(Figure dataset records)
^^^^^^^^

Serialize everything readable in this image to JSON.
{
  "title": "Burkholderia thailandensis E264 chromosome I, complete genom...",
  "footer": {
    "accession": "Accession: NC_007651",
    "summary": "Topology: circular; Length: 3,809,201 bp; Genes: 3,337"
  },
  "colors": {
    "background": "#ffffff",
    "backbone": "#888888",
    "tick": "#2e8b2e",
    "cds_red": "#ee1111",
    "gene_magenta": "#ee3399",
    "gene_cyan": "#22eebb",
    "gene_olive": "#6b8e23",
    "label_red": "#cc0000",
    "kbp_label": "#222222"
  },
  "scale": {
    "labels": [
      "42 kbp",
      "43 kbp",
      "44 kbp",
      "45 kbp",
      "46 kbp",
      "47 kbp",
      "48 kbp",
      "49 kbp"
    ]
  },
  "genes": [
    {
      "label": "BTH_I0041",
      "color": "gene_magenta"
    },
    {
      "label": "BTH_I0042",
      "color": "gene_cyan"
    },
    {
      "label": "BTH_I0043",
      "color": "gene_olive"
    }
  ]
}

^^^^^^^^

TASK GOAL -
Your task is to quote all of the data word for word.

REPLY TO THE EXERCISE -
Serialize everything readable in this image to JSON.
{
  "title": "Burkholderia thailandensis E264 chromosome I, complete genom...",
  "footer": {
    "accession": "Accession: NC_007651",
    "summary": "Topology: circular; Length: 3,809,201 bp; Genes: 3,337"
  },
  "colors": {
    "background": "#ffffff",
    "backbone": "#888888",
    "tick": "#2e8b2e",
    "cds_red": "#ee1111",
    "gene_magenta": "#ee3399",
    "gene_cyan": "#22eebb",
    "gene_olive": "#6b8e23",
    "label_red": "#cc0000",
    "kbp_label": "#222222"
  },
  "scale": {
    "labels": [
      "42 kbp",
      "43 kbp",
      "44 kbp",
      "45 kbp",
      "46 kbp",
      "47 kbp",
      "48 kbp",
      "49 kbp"
    ]
  },
  "genes": [
    {
      "label": "BTH_I0041",
      "color": "gene_magenta"
    },
    {
      "label": "BTH_I0042",
      "color": "gene_cyan"
    },
    {
      "label": "BTH_I0043",
      "color": "gene_olive"
    }
  ]
}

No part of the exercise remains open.